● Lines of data
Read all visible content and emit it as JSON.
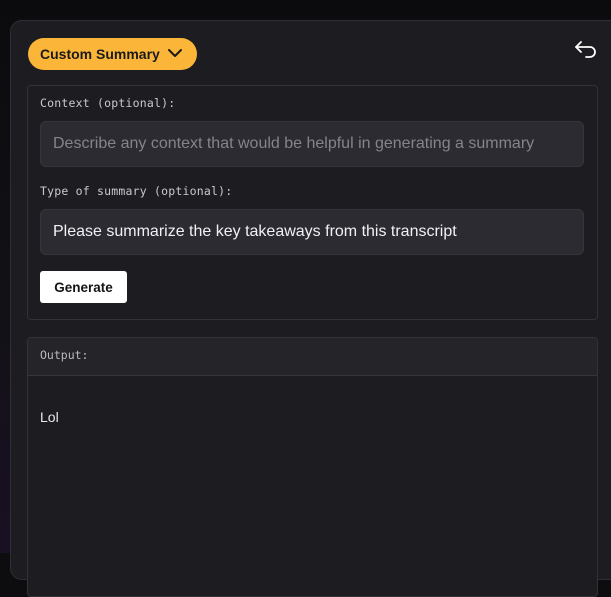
{
  "header": {
    "mode_label": "Custom Summary",
    "mode_icon": "chevron-down-icon",
    "back_icon": "undo-arrow-icon"
  },
  "form": {
    "context_label": "Context (optional):",
    "context_value": "",
    "context_placeholder": "Describe any context that would be helpful in generating a summary",
    "type_label": "Type of summary (optional):",
    "type_value": "Please summarize the key takeaways from this transcript",
    "generate_label": "Generate"
  },
  "output": {
    "label": "Output:",
    "text": "Lol"
  },
  "colors": {
    "accent": "#fbb63a",
    "panel_bg": "#1d1c21",
    "input_bg": "#2c2b31"
  }
}
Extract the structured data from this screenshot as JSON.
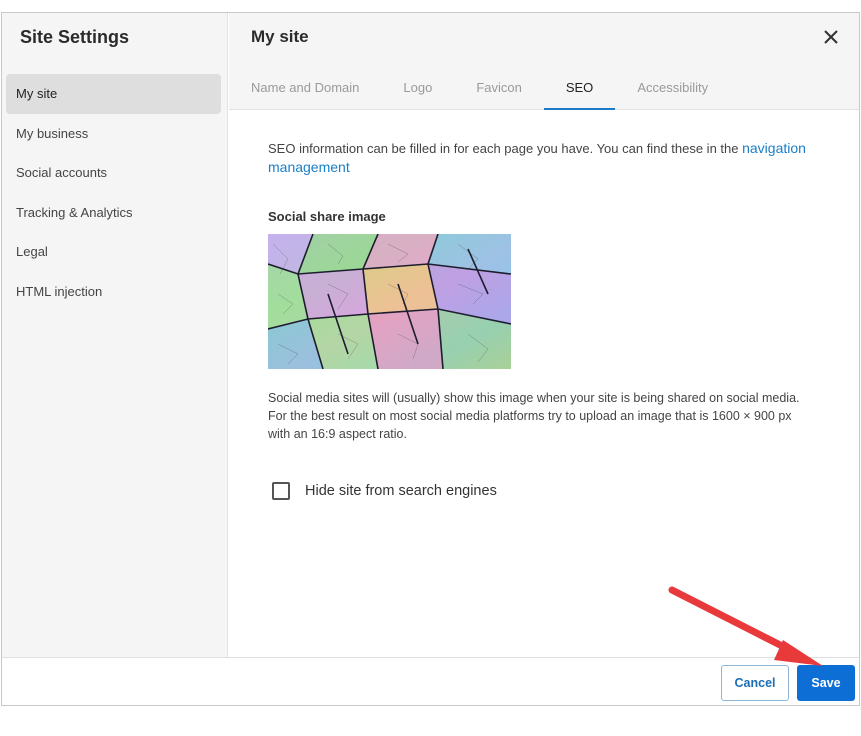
{
  "sidebar": {
    "title": "Site Settings",
    "items": [
      {
        "label": "My site"
      },
      {
        "label": "My business"
      },
      {
        "label": "Social accounts"
      },
      {
        "label": "Tracking & Analytics"
      },
      {
        "label": "Legal"
      },
      {
        "label": "HTML injection"
      }
    ],
    "active_index": 0
  },
  "header": {
    "title": "My site",
    "close_icon": "close-icon",
    "tabs": [
      {
        "label": "Name and Domain"
      },
      {
        "label": "Logo"
      },
      {
        "label": "Favicon"
      },
      {
        "label": "SEO"
      },
      {
        "label": "Accessibility"
      }
    ],
    "active_tab": "SEO"
  },
  "seo": {
    "info_text": "SEO information can be filled in for each page you have. You can find these in the ",
    "info_link": "navigation management",
    "share_image_label": "Social share image",
    "share_image_help": "Social media sites will (usually) show this image when your site is being shared on social media. For the best result on most social media platforms try to upload an image that is 1600 × 900 px with an 16:9 aspect ratio.",
    "hide_checkbox_label": "Hide site from search engines",
    "hide_checkbox_checked": false
  },
  "footer": {
    "cancel_label": "Cancel",
    "save_label": "Save"
  },
  "colors": {
    "accent": "#0d6fd6",
    "link": "#1a7fc7",
    "annotation_arrow": "#e8393b"
  }
}
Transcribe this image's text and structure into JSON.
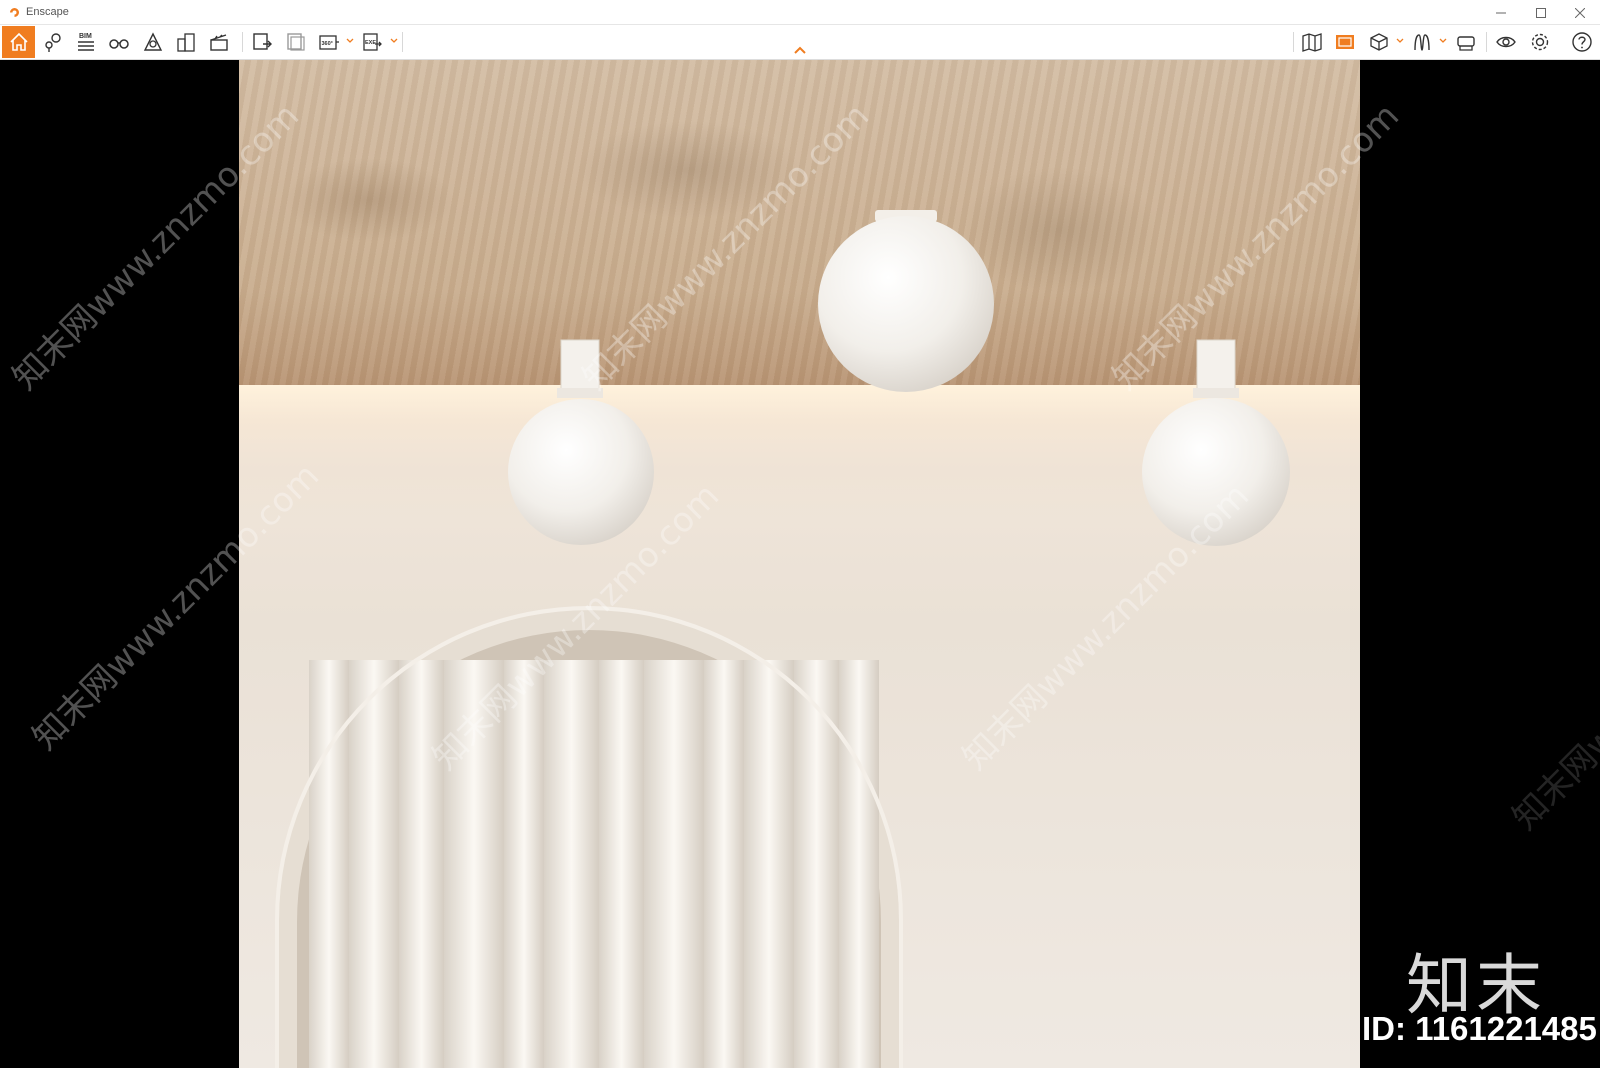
{
  "window": {
    "title": "Enscape"
  },
  "colors": {
    "accent": "#f07d20",
    "background": "#000000",
    "toolbar": "#ffffff"
  },
  "toolbar": {
    "left_tools": [
      {
        "name": "home-icon",
        "active": true
      },
      {
        "name": "views-icon"
      },
      {
        "name": "bim-icon",
        "label": "BIM"
      },
      {
        "name": "binoculars-icon"
      },
      {
        "name": "sun-icon"
      },
      {
        "name": "buildings-icon"
      },
      {
        "name": "clapper-icon"
      },
      {
        "name": "screenshot-export-icon"
      },
      {
        "name": "batch-export-icon"
      },
      {
        "name": "panorama-export-icon",
        "label": "360°"
      },
      {
        "name": "exe-export-icon",
        "label": "EXE"
      }
    ],
    "right_tools": [
      {
        "name": "map-icon"
      },
      {
        "name": "render-panel-icon",
        "active": true
      },
      {
        "name": "box-icon"
      },
      {
        "name": "asset-icon"
      },
      {
        "name": "vr-headset-icon"
      },
      {
        "name": "eye-icon"
      },
      {
        "name": "settings-icon"
      },
      {
        "name": "help-icon"
      }
    ]
  },
  "watermark": {
    "site": "知末网www.znzmo.com",
    "brand": "知末",
    "id_label": "ID: 1161221485"
  }
}
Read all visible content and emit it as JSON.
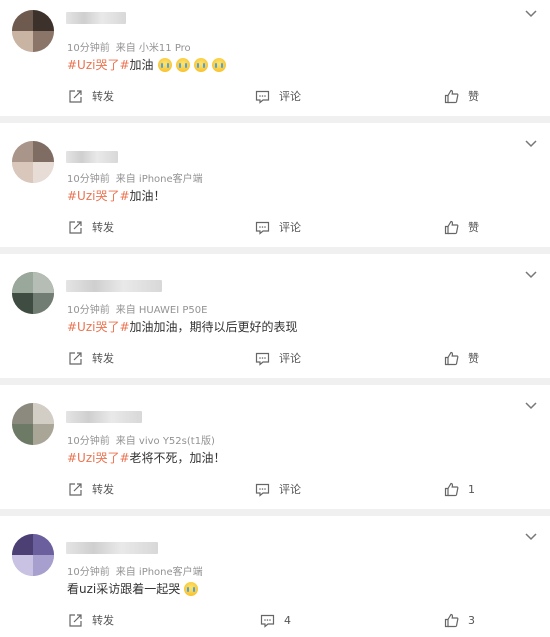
{
  "posts": [
    {
      "time": "10分钟前",
      "source": "来自 小米11 Pro",
      "hashtag": "#Uzi哭了#",
      "text": "加油",
      "emoji_count": 4,
      "emoji_icon": "crying-emoji-icon",
      "repost": "转发",
      "comment": "评论",
      "like": "赞"
    },
    {
      "time": "10分钟前",
      "source": "来自 iPhone客户端",
      "hashtag": "#Uzi哭了#",
      "text": "加油！",
      "repost": "转发",
      "comment": "评论",
      "like": "赞"
    },
    {
      "time": "10分钟前",
      "source": "来自 HUAWEI P50E",
      "hashtag": "#Uzi哭了#",
      "text": "加油加油，期待以后更好的表现",
      "repost": "转发",
      "comment": "评论",
      "like": "赞"
    },
    {
      "time": "10分钟前",
      "source": "来自 vivo Y52s(t1版)",
      "hashtag": "#Uzi哭了#",
      "text": "老将不死，加油！",
      "repost": "转发",
      "comment": "评论",
      "like": "1"
    },
    {
      "time": "10分钟前",
      "source": "来自 iPhone客户端",
      "hashtag": "",
      "text": "看uzi采访跟着一起哭",
      "emoji_count": 1,
      "emoji_icon": "crying-emoji-icon",
      "repost": "转发",
      "comment": "4",
      "like": "3"
    }
  ],
  "colors": {
    "hashtag": "#eb7350",
    "meta": "#939393",
    "background": "#f0f0f0"
  }
}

● TASK BRIEF
In the copy, include all records verbatim but no images.

● EXPECTED OUTPUT
Read all visible content and emit it as JSON.
{
  "header": {
    "mode_label": "Custom Summary",
    "mode_icon": "chevron-down-icon",
    "back_icon": "undo-arrow-icon"
  },
  "form": {
    "context_label": "Context (optional):",
    "context_value": "",
    "context_placeholder": "Describe any context that would be helpful in generating a summary",
    "type_label": "Type of summary (optional):",
    "type_value": "Please summarize the key takeaways from this transcript",
    "generate_label": "Generate"
  },
  "output": {
    "label": "Output:",
    "text": "Lol"
  },
  "colors": {
    "accent": "#fbb63a",
    "panel_bg": "#1d1c21",
    "input_bg": "#2c2b31"
  }
}
Extract the structured data from this screenshot as JSON.
{
  "sidebar": {
    "title": "Site Settings",
    "items": [
      {
        "label": "My site"
      },
      {
        "label": "My business"
      },
      {
        "label": "Social accounts"
      },
      {
        "label": "Tracking & Analytics"
      },
      {
        "label": "Legal"
      },
      {
        "label": "HTML injection"
      }
    ],
    "active_index": 0
  },
  "header": {
    "title": "My site",
    "close_icon": "close-icon",
    "tabs": [
      {
        "label": "Name and Domain"
      },
      {
        "label": "Logo"
      },
      {
        "label": "Favicon"
      },
      {
        "label": "SEO"
      },
      {
        "label": "Accessibility"
      }
    ],
    "active_tab": "SEO"
  },
  "seo": {
    "info_text": "SEO information can be filled in for each page you have. You can find these in the ",
    "info_link": "navigation management",
    "share_image_label": "Social share image",
    "share_image_help": "Social media sites will (usually) show this image when your site is being shared on social media. For the best result on most social media platforms try to upload an image that is 1600 × 900 px with an 16:9 aspect ratio.",
    "hide_checkbox_label": "Hide site from search engines",
    "hide_checkbox_checked": false
  },
  "footer": {
    "cancel_label": "Cancel",
    "save_label": "Save"
  },
  "colors": {
    "accent": "#0d6fd6",
    "link": "#1a7fc7",
    "annotation_arrow": "#e8393b"
  }
}
Transcribe this image's text and structure into JSON.
{
  "window": {
    "title": "Enscape"
  },
  "colors": {
    "accent": "#f07d20",
    "background": "#000000",
    "toolbar": "#ffffff"
  },
  "toolbar": {
    "left_tools": [
      {
        "name": "home-icon",
        "active": true
      },
      {
        "name": "views-icon"
      },
      {
        "name": "bim-icon",
        "label": "BIM"
      },
      {
        "name": "binoculars-icon"
      },
      {
        "name": "sun-icon"
      },
      {
        "name": "buildings-icon"
      },
      {
        "name": "clapper-icon"
      },
      {
        "name": "screenshot-export-icon"
      },
      {
        "name": "batch-export-icon"
      },
      {
        "name": "panorama-export-icon",
        "label": "360°"
      },
      {
        "name": "exe-export-icon",
        "label": "EXE"
      }
    ],
    "right_tools": [
      {
        "name": "map-icon"
      },
      {
        "name": "render-panel-icon",
        "active": true
      },
      {
        "name": "box-icon"
      },
      {
        "name": "asset-icon"
      },
      {
        "name": "vr-headset-icon"
      },
      {
        "name": "eye-icon"
      },
      {
        "name": "settings-icon"
      },
      {
        "name": "help-icon"
      }
    ]
  },
  "watermark": {
    "site": "知末网www.znzmo.com",
    "brand": "知末",
    "id_label": "ID: 1161221485"
  }
}
Read all visible content and emit it as JSON.
{
  "posts": [
    {
      "time": "10分钟前",
      "source": "来自 小米11 Pro",
      "hashtag": "#Uzi哭了#",
      "text": "加油",
      "emoji_count": 4,
      "emoji_icon": "crying-emoji-icon",
      "repost": "转发",
      "comment": "评论",
      "like": "赞"
    },
    {
      "time": "10分钟前",
      "source": "来自 iPhone客户端",
      "hashtag": "#Uzi哭了#",
      "text": "加油！",
      "repost": "转发",
      "comment": "评论",
      "like": "赞"
    },
    {
      "time": "10分钟前",
      "source": "来自 HUAWEI P50E",
      "hashtag": "#Uzi哭了#",
      "text": "加油加油，期待以后更好的表现",
      "repost": "转发",
      "comment": "评论",
      "like": "赞"
    },
    {
      "time": "10分钟前",
      "source": "来自 vivo Y52s(t1版)",
      "hashtag": "#Uzi哭了#",
      "text": "老将不死，加油！",
      "repost": "转发",
      "comment": "评论",
      "like": "1"
    },
    {
      "time": "10分钟前",
      "source": "来自 iPhone客户端",
      "hashtag": "",
      "text": "看uzi采访跟着一起哭",
      "emoji_count": 1,
      "emoji_icon": "crying-emoji-icon",
      "repost": "转发",
      "comment": "4",
      "like": "3"
    }
  ],
  "colors": {
    "hashtag": "#eb7350",
    "meta": "#939393",
    "background": "#f0f0f0"
  }
}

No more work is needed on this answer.